TASK TO COMPLETE: Reproduce the records below in their entirety, character for character.

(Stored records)

################

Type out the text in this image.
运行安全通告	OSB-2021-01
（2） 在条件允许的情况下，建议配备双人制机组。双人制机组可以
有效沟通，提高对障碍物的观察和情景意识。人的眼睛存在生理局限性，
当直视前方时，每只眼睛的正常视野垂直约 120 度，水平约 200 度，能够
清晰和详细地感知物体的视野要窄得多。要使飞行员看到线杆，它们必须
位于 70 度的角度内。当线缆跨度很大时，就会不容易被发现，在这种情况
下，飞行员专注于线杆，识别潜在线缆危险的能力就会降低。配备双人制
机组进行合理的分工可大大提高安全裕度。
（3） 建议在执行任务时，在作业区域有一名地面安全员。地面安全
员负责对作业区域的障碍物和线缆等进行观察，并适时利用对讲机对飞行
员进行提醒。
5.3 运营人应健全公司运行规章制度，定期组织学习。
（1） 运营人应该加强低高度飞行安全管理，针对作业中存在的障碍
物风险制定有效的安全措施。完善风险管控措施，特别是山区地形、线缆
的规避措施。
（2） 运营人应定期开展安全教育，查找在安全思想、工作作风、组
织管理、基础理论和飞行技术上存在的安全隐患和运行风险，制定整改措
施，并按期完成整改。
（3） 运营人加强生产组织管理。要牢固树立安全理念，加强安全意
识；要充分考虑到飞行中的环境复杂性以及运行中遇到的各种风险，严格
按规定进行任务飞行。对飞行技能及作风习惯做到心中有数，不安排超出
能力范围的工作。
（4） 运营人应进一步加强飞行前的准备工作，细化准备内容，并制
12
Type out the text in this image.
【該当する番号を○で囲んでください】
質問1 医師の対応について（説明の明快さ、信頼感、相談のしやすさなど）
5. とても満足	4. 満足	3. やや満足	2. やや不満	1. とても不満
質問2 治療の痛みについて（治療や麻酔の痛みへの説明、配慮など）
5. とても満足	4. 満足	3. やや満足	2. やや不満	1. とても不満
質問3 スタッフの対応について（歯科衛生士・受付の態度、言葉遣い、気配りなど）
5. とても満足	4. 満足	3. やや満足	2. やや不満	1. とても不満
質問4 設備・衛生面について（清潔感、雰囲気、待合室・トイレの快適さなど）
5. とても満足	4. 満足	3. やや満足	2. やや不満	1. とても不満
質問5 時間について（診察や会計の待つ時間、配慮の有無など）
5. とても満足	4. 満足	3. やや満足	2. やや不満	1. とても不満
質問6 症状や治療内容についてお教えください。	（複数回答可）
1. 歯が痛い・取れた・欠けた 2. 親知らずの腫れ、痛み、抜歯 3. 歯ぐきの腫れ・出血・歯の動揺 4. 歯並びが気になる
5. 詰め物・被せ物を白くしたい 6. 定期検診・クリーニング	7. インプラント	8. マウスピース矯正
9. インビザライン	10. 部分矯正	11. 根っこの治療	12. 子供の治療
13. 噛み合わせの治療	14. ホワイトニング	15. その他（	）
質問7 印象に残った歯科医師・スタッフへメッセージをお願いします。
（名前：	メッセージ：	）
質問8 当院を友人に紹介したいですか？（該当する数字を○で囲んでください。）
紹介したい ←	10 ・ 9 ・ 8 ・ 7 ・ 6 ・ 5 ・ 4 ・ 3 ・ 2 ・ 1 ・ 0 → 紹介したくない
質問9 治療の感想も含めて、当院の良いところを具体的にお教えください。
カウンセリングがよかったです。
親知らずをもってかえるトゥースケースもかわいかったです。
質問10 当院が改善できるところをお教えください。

################

WRITTEN ANSWER:
Type out the text in this image.
运行安全通告	OSB-2021-01
（2） 在条件允许的情况下，建议配备双人制机组。双人制机组可以
有效沟通，提高对障碍物的观察和情景意识。人的眼睛存在生理局限性，
当直视前方时，每只眼睛的正常视野垂直约 120 度，水平约 200 度，能够
清晰和详细地感知物体的视野要窄得多。要使飞行员看到线杆，它们必须
位于 70 度的角度内。当线缆跨度很大时，就会不容易被发现，在这种情况
下，飞行员专注于线杆，识别潜在线缆危险的能力就会降低。配备双人制
机组进行合理的分工可大大提高安全裕度。
（3） 建议在执行任务时，在作业区域有一名地面安全员。地面安全
员负责对作业区域的障碍物和线缆等进行观察，并适时利用对讲机对飞行
员进行提醒。
5.3 运营人应健全公司运行规章制度，定期组织学习。
（1） 运营人应该加强低高度飞行安全管理，针对作业中存在的障碍
物风险制定有效的安全措施。完善风险管控措施，特别是山区地形、线缆
的规避措施。
（2） 运营人应定期开展安全教育，查找在安全思想、工作作风、组
织管理、基础理论和飞行技术上存在的安全隐患和运行风险，制定整改措
施，并按期完成整改。
（3） 运营人加强生产组织管理。要牢固树立安全理念，加强安全意
识；要充分考虑到飞行中的环境复杂性以及运行中遇到的各种风险，严格
按规定进行任务飞行。对飞行技能及作风习惯做到心中有数，不安排超出
能力范围的工作。
（4） 运营人应进一步加强飞行前的准备工作，细化准备内容，并制
12
Type out the text in this image.
【該当する番号を○で囲んでください】
質問1 医師の対応について（説明の明快さ、信頼感、相談のしやすさなど）
5. とても満足	4. 満足	3. やや満足	2. やや不満	1. とても不満
質問2 治療の痛みについて（治療や麻酔の痛みへの説明、配慮など）
5. とても満足	4. 満足	3. やや満足	2. やや不満	1. とても不満
質問3 スタッフの対応について（歯科衛生士・受付の態度、言葉遣い、気配りなど）
5. とても満足	4. 満足	3. やや満足	2. やや不満	1. とても不満
質問4 設備・衛生面について（清潔感、雰囲気、待合室・トイレの快適さなど）
5. とても満足	4. 満足	3. やや満足	2. やや不満	1. とても不満
質問5 時間について（診察や会計の待つ時間、配慮の有無など）
5. とても満足	4. 満足	3. やや満足	2. やや不満	1. とても不満
質問6 症状や治療内容についてお教えください。	（複数回答可）
1. 歯が痛い・取れた・欠けた 2. 親知らずの腫れ、痛み、抜歯 3. 歯ぐきの腫れ・出血・歯の動揺 4. 歯並びが気になる
5. 詰め物・被せ物を白くしたい 6. 定期検診・クリーニング	7. インプラント	8. マウスピース矯正
9. インビザライン	10. 部分矯正	11. 根っこの治療	12. 子供の治療
13. 噛み合わせの治療	14. ホワイトニング	15. その他（	）
質問7 印象に残った歯科医師・スタッフへメッセージをお願いします。
（名前：	メッセージ：	）
質問8 当院を友人に紹介したいですか？（該当する数字を○で囲んでください。）
紹介したい ←	10 ・ 9 ・ 8 ・ 7 ・ 6 ・ 5 ・ 4 ・ 3 ・ 2 ・ 1 ・ 0 → 紹介したくない
質問9 治療の感想も含めて、当院の良いところを具体的にお教えください。
カウンセリングがよかったです。
親知らずをもってかえるトゥースケースもかわいかったです。
質問10 当院が改善できるところをお教えください。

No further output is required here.